-- AIM --
Copy every line of the following data that includes the string "account".
%%
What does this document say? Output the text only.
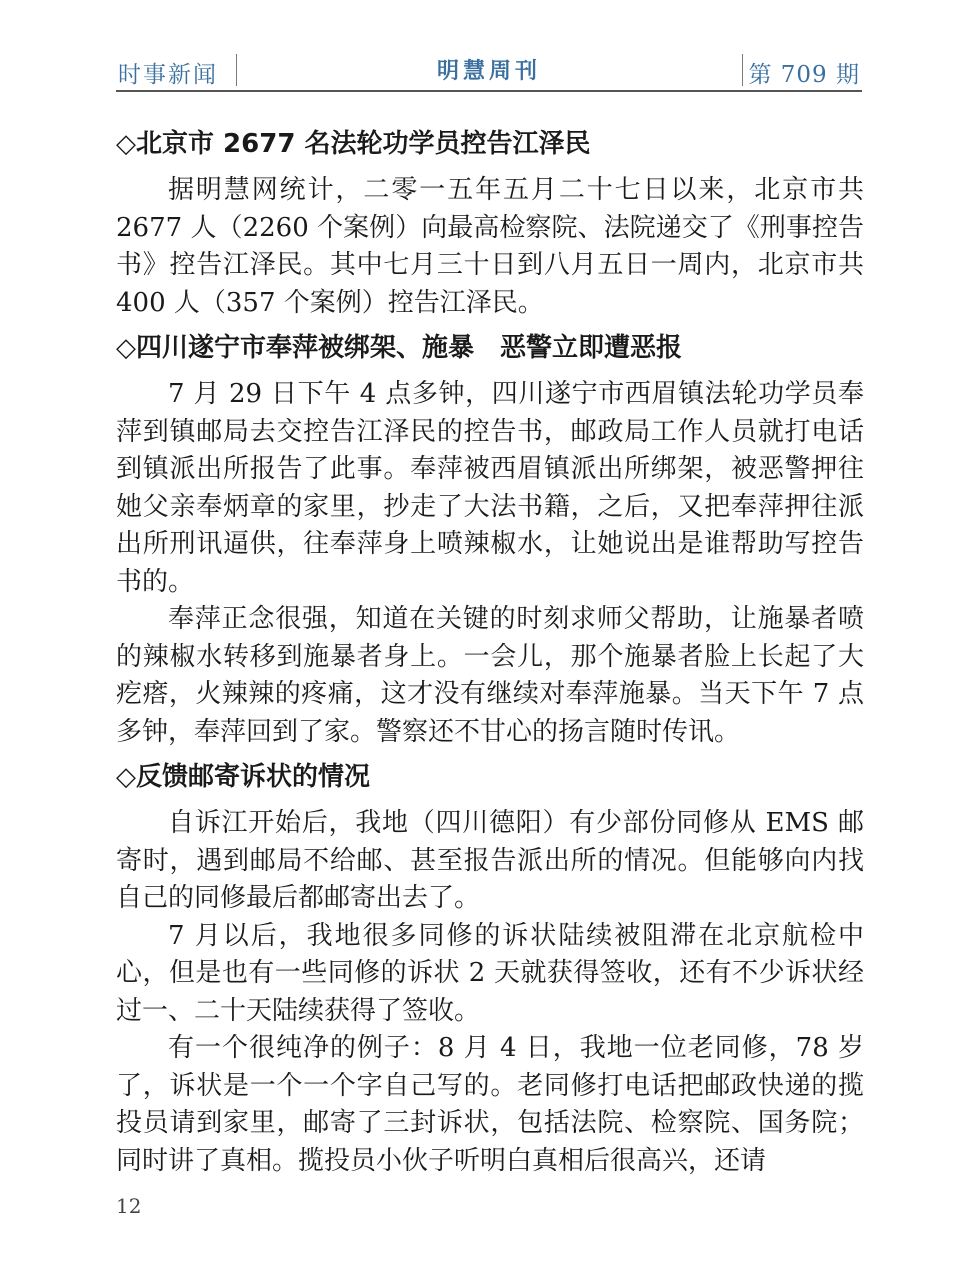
时事新闻	明慧周刊	第 709 期
◇北京市 2677 名法轮功学员控告江泽民

据明慧网统计，二零一五年五月二十七日以来，北京市共 2677 人（2260 个案例）向最高检察院、法院递交了《刑事控告书》控告江泽民。其中七月三十日到八月五日一周内，北京市共 400 人（357 个案例）控告江泽民。

◇四川遂宁市奉萍被绑架、施暴　恶警立即遭恶报

7 月 29 日下午 4 点多钟，四川遂宁市西眉镇法轮功学员奉萍到镇邮局去交控告江泽民的控告书，邮政局工作人员就打电话到镇派出所报告了此事。奉萍被西眉镇派出所绑架，被恶警押往她父亲奉炳章的家里，抄走了大法书籍，之后，又把奉萍押往派出所刑讯逼供，往奉萍身上喷辣椒水，让她说出是谁帮助写控告书的。

奉萍正念很强，知道在关键的时刻求师父帮助，让施暴者喷的辣椒水转移到施暴者身上。一会儿，那个施暴者脸上长起了大疙瘩，火辣辣的疼痛，这才没有继续对奉萍施暴。当天下午 7 点多钟，奉萍回到了家。警察还不甘心的扬言随时传讯。

◇反馈邮寄诉状的情况

自诉江开始后，我地（四川德阳）有少部份同修从 EMS 邮寄时，遇到邮局不给邮、甚至报告派出所的情况。但能够向内找自己的同修最后都邮寄出去了。

7 月以后，我地很多同修的诉状陆续被阻滞在北京航检中心，但是也有一些同修的诉状 2 天就获得签收，还有不少诉状经过一、二十天陆续获得了签收。

有一个很纯净的例子：8 月 4 日，我地一位老同修，78 岁了，诉状是一个一个字自己写的。老同修打电话把邮政快递的揽投员请到家里，邮寄了三封诉状，包括法院、检察院、国务院；同时讲了真相。揽投员小伙子听明白真相后很高兴，还请

12
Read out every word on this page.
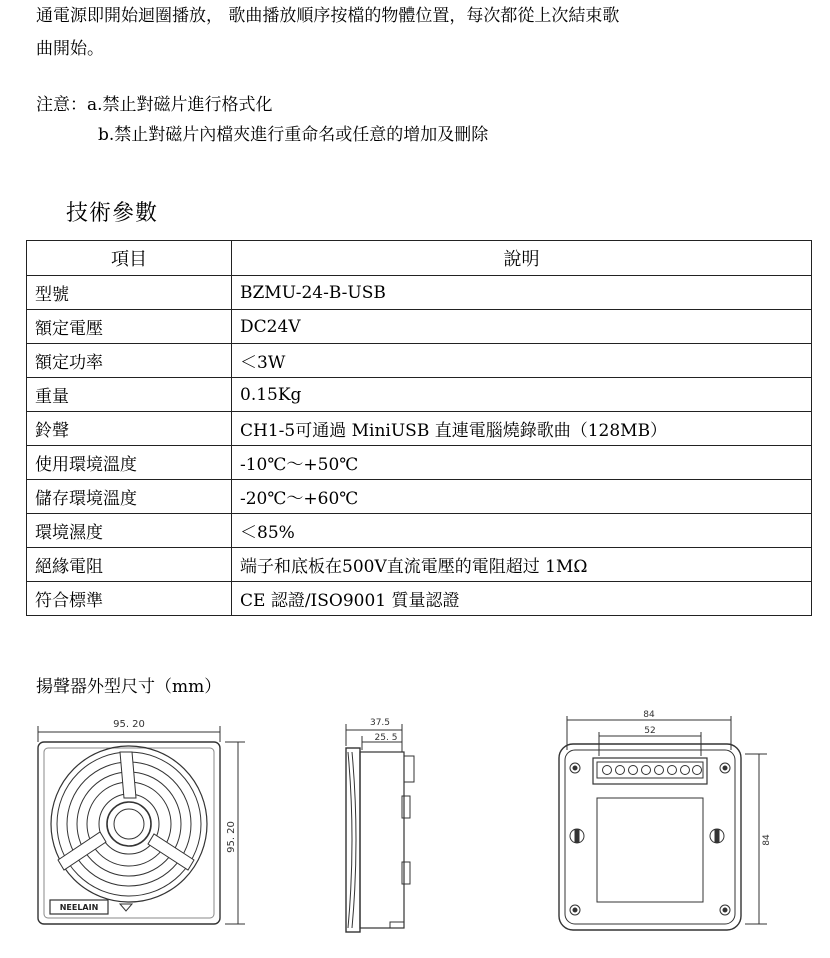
通電源即開始迴圈播放， 歌曲播放順序按檔的物體位置，每次都從上次結束歌
曲開始。
注意：a.禁止對磁片進行格式化
b.禁止對磁片內檔夾進行重命名或任意的增加及刪除
技術參數
項目	說明
型號	BZMU-24-B-USB
額定電壓	DC24V
額定功率	＜3W
重量	0.15Kg
鈴聲	CH1-5可通過 MiniUSB 直連電腦燒錄歌曲（128MB）
使用環境溫度	-10℃～+50℃
儲存環境溫度	-20℃～+60℃
環境濕度	＜85%
絕緣電阻	端子和底板在500V直流電壓的電阻超过 1MΩ
符合標準	CE 認證/ISO9001 質量認證
揚聲器外型尺寸（mm）
95. 20
95. 20
NEELAIN
37.5
25. 5
84
52
84
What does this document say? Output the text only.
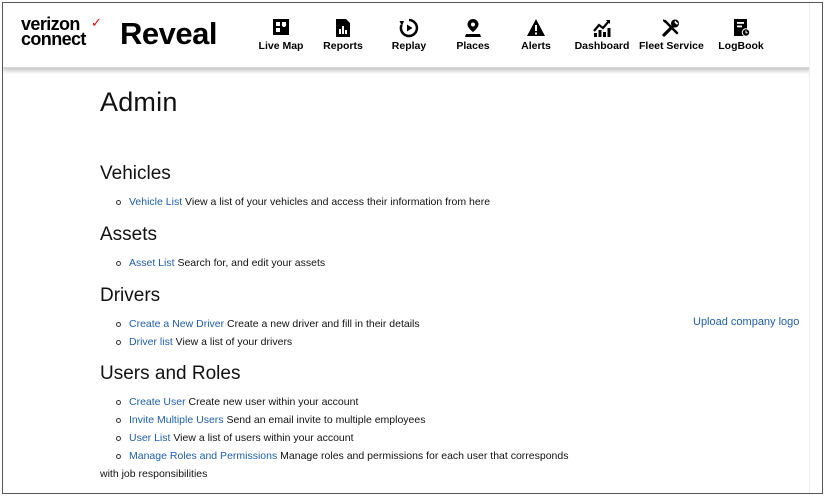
verizon
connect
✓ Reveal	Live Map	Reports	Replay	Places	Alerts	Dashboard Fleet Service LogBook
Admin
Vehicles
Vehicle List View a list of your vehicles and access their information from here
Assets
Asset List Search for, and edit your assets
Drivers
Create a New Driver Create a new driver and fill in their details
Driver list View a list of your drivers
Users and Roles
Create User Create new user within your account
Invite Multiple Users Send an email invite to multiple employees
User List View a list of users within your account
Manage Roles and Permissions Manage roles and permissions for each user that corresponds with job responsibilities
Upload company logo
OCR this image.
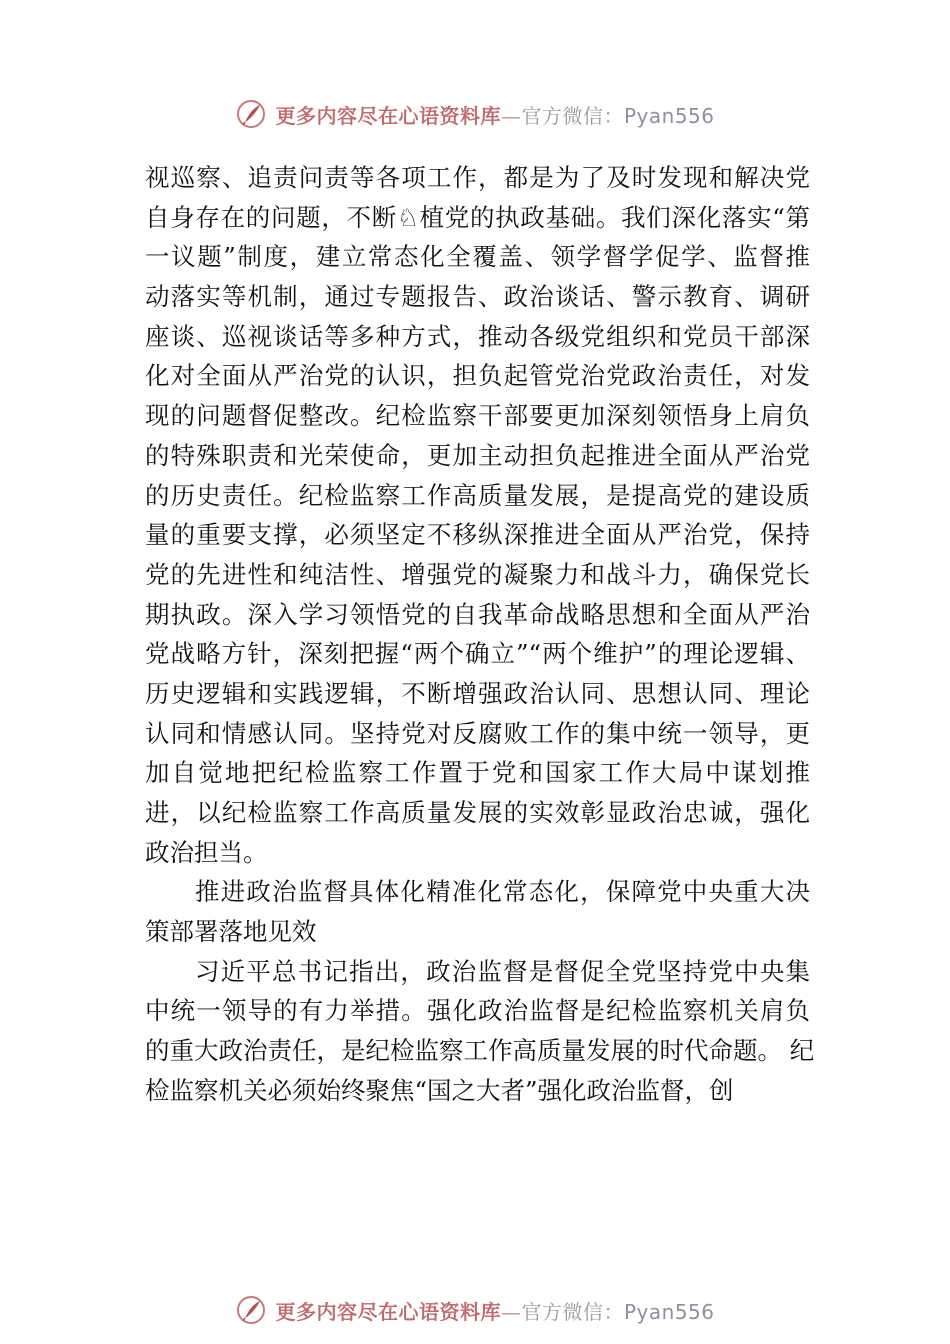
更多内容尽在心语资料库—官方微信：Pyan556
视巡察、追责问责等各项工作，都是为了及时发现和解决党
自身存在的问题，不断♘植党的执政基础。我们深化落实“第
一议题”制度，建立常态化全覆盖、领学督学促学、监督推
动落实等机制，通过专题报告、政治谈话、警示教育、调研
座谈、巡视谈话等多种方式，推动各级党组织和党员干部深
化对全面从严治党的认识，担负起管党治党政治责任，对发
现的问题督促整改。纪检监察干部要更加深刻领悟身上肩负
的特殊职责和光荣使命，更加主动担负起推进全面从严治党
的历史责任。纪检监察工作高质量发展，是提高党的建设质
量的重要支撑，必须坚定不移纵深推进全面从严治党，保持
党的先进性和纯洁性、增强党的凝聚力和战斗力，确保党长
期执政。深入学习领悟党的自我革命战略思想和全面从严治
党战略方针，深刻把握“两个确立”“两个维护”的理论逻辑、
历史逻辑和实践逻辑，不断增强政治认同、思想认同、理论
认同和情感认同。坚持党对反腐败工作的集中统一领导，更
加自觉地把纪检监察工作置于党和国家工作大局中谋划推
进，以纪检监察工作高质量发展的实效彰显政治忠诚，强化
政治担当。
推进政治监督具体化精准化常态化，保障党中央重大决
策部署落地见效
习近平总书记指出，政治监督是督促全党坚持党中央集
中统一领导的有力举措。强化政治监督是纪检监察机关肩负
的重大政治责任，是纪检监察工作高质量发展的时代命题。 纪
检监察机关必须始终聚焦“国之大者”强化政治监督，创
更多内容尽在心语资料库—官方微信：Pyan556
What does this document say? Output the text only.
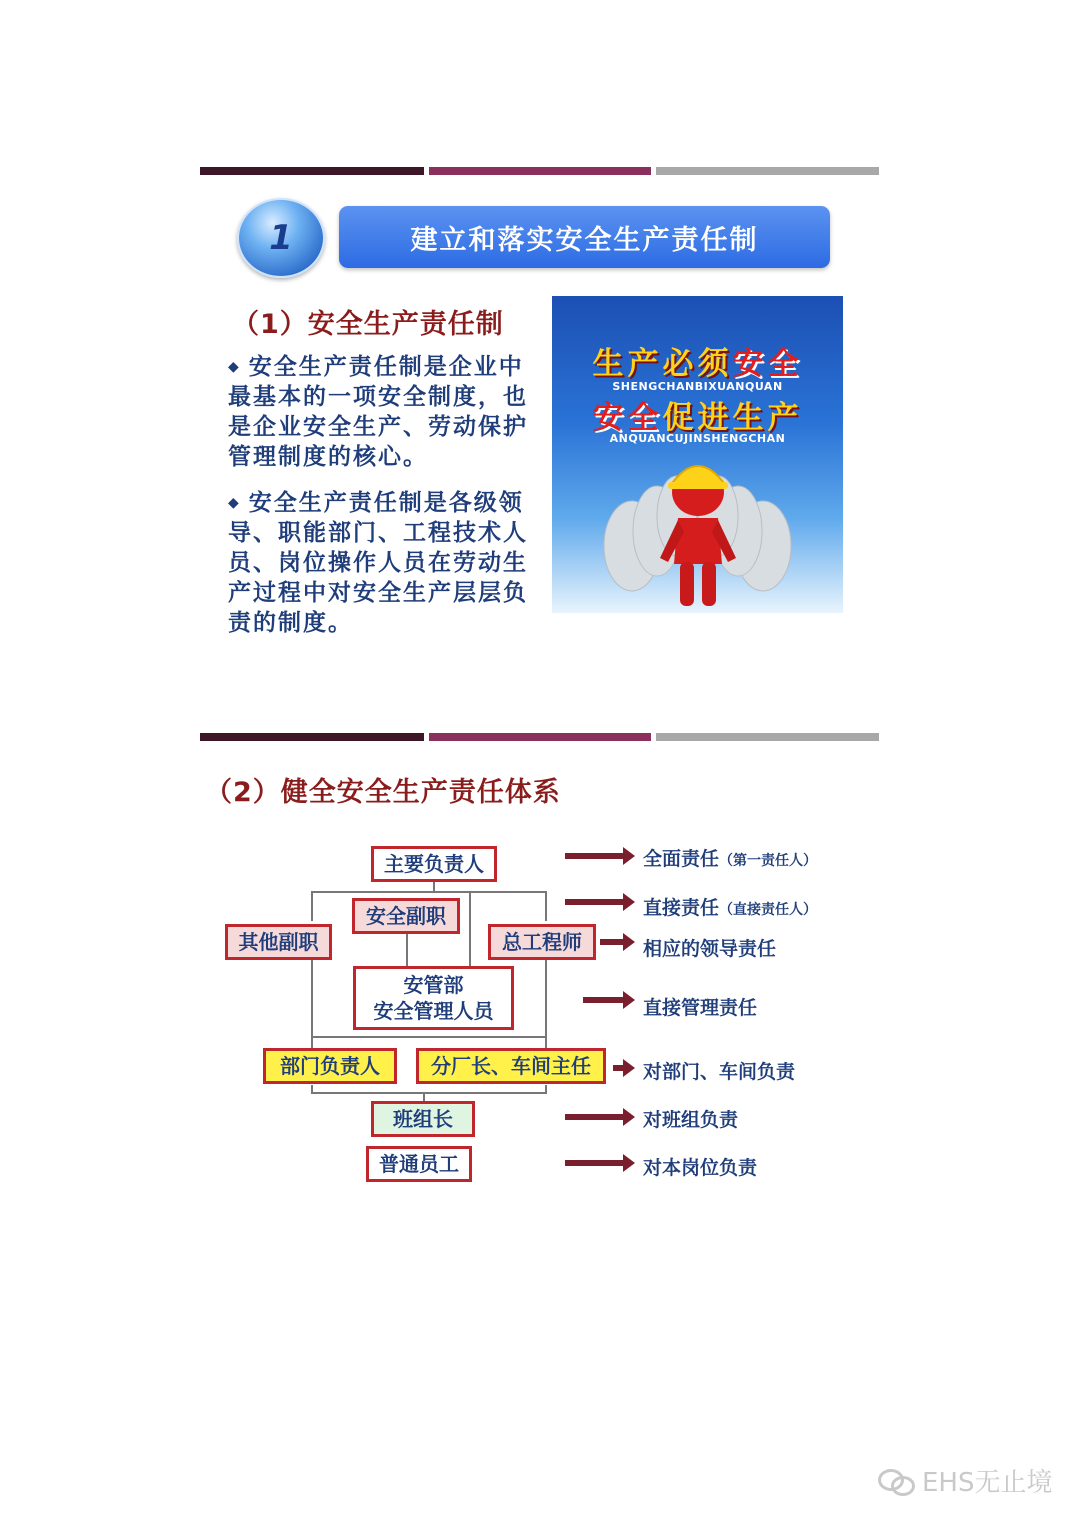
1	建立和落实安全生产责任制
（1）安全生产责任制
◆ 安全生产责任制是企业中最基本的一项安全制度，也是企业安全生产、劳动保护管理制度的核心。
◆ 安全生产责任制是各级领导、职能部门、工程技术人员、岗位操作人员在劳动生产过程中对安全生产层层负责的制度。
生产必须安全
SHENGCHANBIXUANQUAN
安全促进生产
ANQUANCUJINSHENGCHAN
（2）健全安全生产责任体系
主要负责人
安全副职
其他副职	总工程师
安管部
安全管理人员
部门负责人	分厂长、车间主任
班组长
普通员工
全面责任（第一责任人）
直接责任（直接责任人）
相应的领导责任
直接管理责任
对部门、车间负责
对班组负责
对本岗位负责
EHS无止境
%%
-- REPLY TO THE EXERCISE --
Create User Create new user within your account
User List View a list of users within your account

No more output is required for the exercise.